* SUPPLIED INFORMATION
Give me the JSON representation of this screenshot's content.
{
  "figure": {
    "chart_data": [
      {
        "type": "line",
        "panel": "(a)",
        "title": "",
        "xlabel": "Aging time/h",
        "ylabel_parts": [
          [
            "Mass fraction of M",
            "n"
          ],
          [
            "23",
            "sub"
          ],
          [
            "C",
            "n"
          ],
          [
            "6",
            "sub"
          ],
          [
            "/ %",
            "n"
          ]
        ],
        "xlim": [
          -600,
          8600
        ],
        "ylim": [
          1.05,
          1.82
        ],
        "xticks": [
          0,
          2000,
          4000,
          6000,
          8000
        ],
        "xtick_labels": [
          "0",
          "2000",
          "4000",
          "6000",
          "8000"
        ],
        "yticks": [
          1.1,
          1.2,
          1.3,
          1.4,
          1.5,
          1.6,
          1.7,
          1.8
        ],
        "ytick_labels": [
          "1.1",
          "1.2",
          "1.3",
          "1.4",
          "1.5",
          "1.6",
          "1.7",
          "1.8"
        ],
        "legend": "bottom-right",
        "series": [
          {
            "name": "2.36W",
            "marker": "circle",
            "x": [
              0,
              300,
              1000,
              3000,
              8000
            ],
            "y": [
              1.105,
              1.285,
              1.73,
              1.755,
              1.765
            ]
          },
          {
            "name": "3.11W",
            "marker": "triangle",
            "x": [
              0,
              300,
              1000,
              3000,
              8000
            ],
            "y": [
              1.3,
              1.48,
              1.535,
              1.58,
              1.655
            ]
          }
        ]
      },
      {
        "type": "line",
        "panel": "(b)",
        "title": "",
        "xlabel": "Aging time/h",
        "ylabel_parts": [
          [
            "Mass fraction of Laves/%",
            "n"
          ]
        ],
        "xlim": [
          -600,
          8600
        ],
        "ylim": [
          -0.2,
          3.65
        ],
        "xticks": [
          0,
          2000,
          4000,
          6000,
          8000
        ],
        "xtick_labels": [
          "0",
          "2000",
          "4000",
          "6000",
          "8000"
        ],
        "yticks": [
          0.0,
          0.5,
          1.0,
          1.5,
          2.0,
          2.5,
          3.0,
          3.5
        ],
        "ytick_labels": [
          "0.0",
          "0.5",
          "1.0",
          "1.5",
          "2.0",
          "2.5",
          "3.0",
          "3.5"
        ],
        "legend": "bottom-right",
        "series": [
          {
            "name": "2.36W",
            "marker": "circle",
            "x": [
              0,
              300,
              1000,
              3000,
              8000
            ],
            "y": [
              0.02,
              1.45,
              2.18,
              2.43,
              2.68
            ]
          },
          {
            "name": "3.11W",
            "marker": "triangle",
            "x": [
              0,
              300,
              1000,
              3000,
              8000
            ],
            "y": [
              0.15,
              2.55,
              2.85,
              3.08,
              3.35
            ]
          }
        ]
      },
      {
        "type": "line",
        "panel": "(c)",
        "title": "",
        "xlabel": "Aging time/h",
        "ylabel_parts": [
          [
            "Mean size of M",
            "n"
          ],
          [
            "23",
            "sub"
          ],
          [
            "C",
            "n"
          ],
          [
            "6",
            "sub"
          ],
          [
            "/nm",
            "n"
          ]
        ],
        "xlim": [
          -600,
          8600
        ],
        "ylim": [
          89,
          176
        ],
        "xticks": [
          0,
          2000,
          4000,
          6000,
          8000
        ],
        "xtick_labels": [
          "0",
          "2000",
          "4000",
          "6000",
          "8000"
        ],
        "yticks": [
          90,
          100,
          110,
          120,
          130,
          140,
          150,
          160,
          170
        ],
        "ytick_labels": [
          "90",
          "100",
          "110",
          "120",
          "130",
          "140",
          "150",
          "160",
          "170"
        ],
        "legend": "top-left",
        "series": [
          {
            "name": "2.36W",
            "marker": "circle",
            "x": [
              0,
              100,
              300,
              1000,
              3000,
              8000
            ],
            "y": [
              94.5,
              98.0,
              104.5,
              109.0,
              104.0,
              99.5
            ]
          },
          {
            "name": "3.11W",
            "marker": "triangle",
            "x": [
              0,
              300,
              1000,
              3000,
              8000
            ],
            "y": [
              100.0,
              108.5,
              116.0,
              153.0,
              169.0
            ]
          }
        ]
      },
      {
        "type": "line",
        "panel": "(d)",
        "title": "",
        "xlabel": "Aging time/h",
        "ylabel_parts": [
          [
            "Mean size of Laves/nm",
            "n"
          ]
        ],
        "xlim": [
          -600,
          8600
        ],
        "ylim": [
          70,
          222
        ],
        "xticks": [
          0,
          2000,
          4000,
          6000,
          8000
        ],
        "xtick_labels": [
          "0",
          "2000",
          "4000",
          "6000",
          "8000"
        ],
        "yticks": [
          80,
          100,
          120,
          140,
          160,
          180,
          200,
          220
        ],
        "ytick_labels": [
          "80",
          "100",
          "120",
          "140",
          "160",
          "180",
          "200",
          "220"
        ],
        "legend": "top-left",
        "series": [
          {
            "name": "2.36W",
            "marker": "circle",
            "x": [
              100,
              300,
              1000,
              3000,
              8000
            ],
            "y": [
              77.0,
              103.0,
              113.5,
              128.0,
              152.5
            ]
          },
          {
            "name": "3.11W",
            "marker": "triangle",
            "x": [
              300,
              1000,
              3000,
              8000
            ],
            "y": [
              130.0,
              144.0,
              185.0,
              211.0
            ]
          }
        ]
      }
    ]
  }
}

* PROBLEM TO WORK ON
Your task is to print the whole listing again exactly.

* WRITTEN ANSWER
Give me the JSON representation of this screenshot's content.
{
  "figure": {
    "chart_data": [
      {
        "type": "line",
        "panel": "(a)",
        "title": "",
        "xlabel": "Aging time/h",
        "ylabel_parts": [
          [
            "Mass fraction of M",
            "n"
          ],
          [
            "23",
            "sub"
          ],
          [
            "C",
            "n"
          ],
          [
            "6",
            "sub"
          ],
          [
            "/ %",
            "n"
          ]
        ],
        "xlim": [
          -600,
          8600
        ],
        "ylim": [
          1.05,
          1.82
        ],
        "xticks": [
          0,
          2000,
          4000,
          6000,
          8000
        ],
        "xtick_labels": [
          "0",
          "2000",
          "4000",
          "6000",
          "8000"
        ],
        "yticks": [
          1.1,
          1.2,
          1.3,
          1.4,
          1.5,
          1.6,
          1.7,
          1.8
        ],
        "ytick_labels": [
          "1.1",
          "1.2",
          "1.3",
          "1.4",
          "1.5",
          "1.6",
          "1.7",
          "1.8"
        ],
        "legend": "bottom-right",
        "series": [
          {
            "name": "2.36W",
            "marker": "circle",
            "x": [
              0,
              300,
              1000,
              3000,
              8000
            ],
            "y": [
              1.105,
              1.285,
              1.73,
              1.755,
              1.765
            ]
          },
          {
            "name": "3.11W",
            "marker": "triangle",
            "x": [
              0,
              300,
              1000,
              3000,
              8000
            ],
            "y": [
              1.3,
              1.48,
              1.535,
              1.58,
              1.655
            ]
          }
        ]
      },
      {
        "type": "line",
        "panel": "(b)",
        "title": "",
        "xlabel": "Aging time/h",
        "ylabel_parts": [
          [
            "Mass fraction of Laves/%",
            "n"
          ]
        ],
        "xlim": [
          -600,
          8600
        ],
        "ylim": [
          -0.2,
          3.65
        ],
        "xticks": [
          0,
          2000,
          4000,
          6000,
          8000
        ],
        "xtick_labels": [
          "0",
          "2000",
          "4000",
          "6000",
          "8000"
        ],
        "yticks": [
          0.0,
          0.5,
          1.0,
          1.5,
          2.0,
          2.5,
          3.0,
          3.5
        ],
        "ytick_labels": [
          "0.0",
          "0.5",
          "1.0",
          "1.5",
          "2.0",
          "2.5",
          "3.0",
          "3.5"
        ],
        "legend": "bottom-right",
        "series": [
          {
            "name": "2.36W",
            "marker": "circle",
            "x": [
              0,
              300,
              1000,
              3000,
              8000
            ],
            "y": [
              0.02,
              1.45,
              2.18,
              2.43,
              2.68
            ]
          },
          {
            "name": "3.11W",
            "marker": "triangle",
            "x": [
              0,
              300,
              1000,
              3000,
              8000
            ],
            "y": [
              0.15,
              2.55,
              2.85,
              3.08,
              3.35
            ]
          }
        ]
      },
      {
        "type": "line",
        "panel": "(c)",
        "title": "",
        "xlabel": "Aging time/h",
        "ylabel_parts": [
          [
            "Mean size of M",
            "n"
          ],
          [
            "23",
            "sub"
          ],
          [
            "C",
            "n"
          ],
          [
            "6",
            "sub"
          ],
          [
            "/nm",
            "n"
          ]
        ],
        "xlim": [
          -600,
          8600
        ],
        "ylim": [
          89,
          176
        ],
        "xticks": [
          0,
          2000,
          4000,
          6000,
          8000
        ],
        "xtick_labels": [
          "0",
          "2000",
          "4000",
          "6000",
          "8000"
        ],
        "yticks": [
          90,
          100,
          110,
          120,
          130,
          140,
          150,
          160,
          170
        ],
        "ytick_labels": [
          "90",
          "100",
          "110",
          "120",
          "130",
          "140",
          "150",
          "160",
          "170"
        ],
        "legend": "top-left",
        "series": [
          {
            "name": "2.36W",
            "marker": "circle",
            "x": [
              0,
              100,
              300,
              1000,
              3000,
              8000
            ],
            "y": [
              94.5,
              98.0,
              104.5,
              109.0,
              104.0,
              99.5
            ]
          },
          {
            "name": "3.11W",
            "marker": "triangle",
            "x": [
              0,
              300,
              1000,
              3000,
              8000
            ],
            "y": [
              100.0,
              108.5,
              116.0,
              153.0,
              169.0
            ]
          }
        ]
      },
      {
        "type": "line",
        "panel": "(d)",
        "title": "",
        "xlabel": "Aging time/h",
        "ylabel_parts": [
          [
            "Mean size of Laves/nm",
            "n"
          ]
        ],
        "xlim": [
          -600,
          8600
        ],
        "ylim": [
          70,
          222
        ],
        "xticks": [
          0,
          2000,
          4000,
          6000,
          8000
        ],
        "xtick_labels": [
          "0",
          "2000",
          "4000",
          "6000",
          "8000"
        ],
        "yticks": [
          80,
          100,
          120,
          140,
          160,
          180,
          200,
          220
        ],
        "ytick_labels": [
          "80",
          "100",
          "120",
          "140",
          "160",
          "180",
          "200",
          "220"
        ],
        "legend": "top-left",
        "series": [
          {
            "name": "2.36W",
            "marker": "circle",
            "x": [
              100,
              300,
              1000,
              3000,
              8000
            ],
            "y": [
              77.0,
              103.0,
              113.5,
              128.0,
              152.5
            ]
          },
          {
            "name": "3.11W",
            "marker": "triangle",
            "x": [
              300,
              1000,
              3000,
              8000
            ],
            "y": [
              130.0,
              144.0,
              185.0,
              211.0
            ]
          }
        ]
      }
    ]
  }
}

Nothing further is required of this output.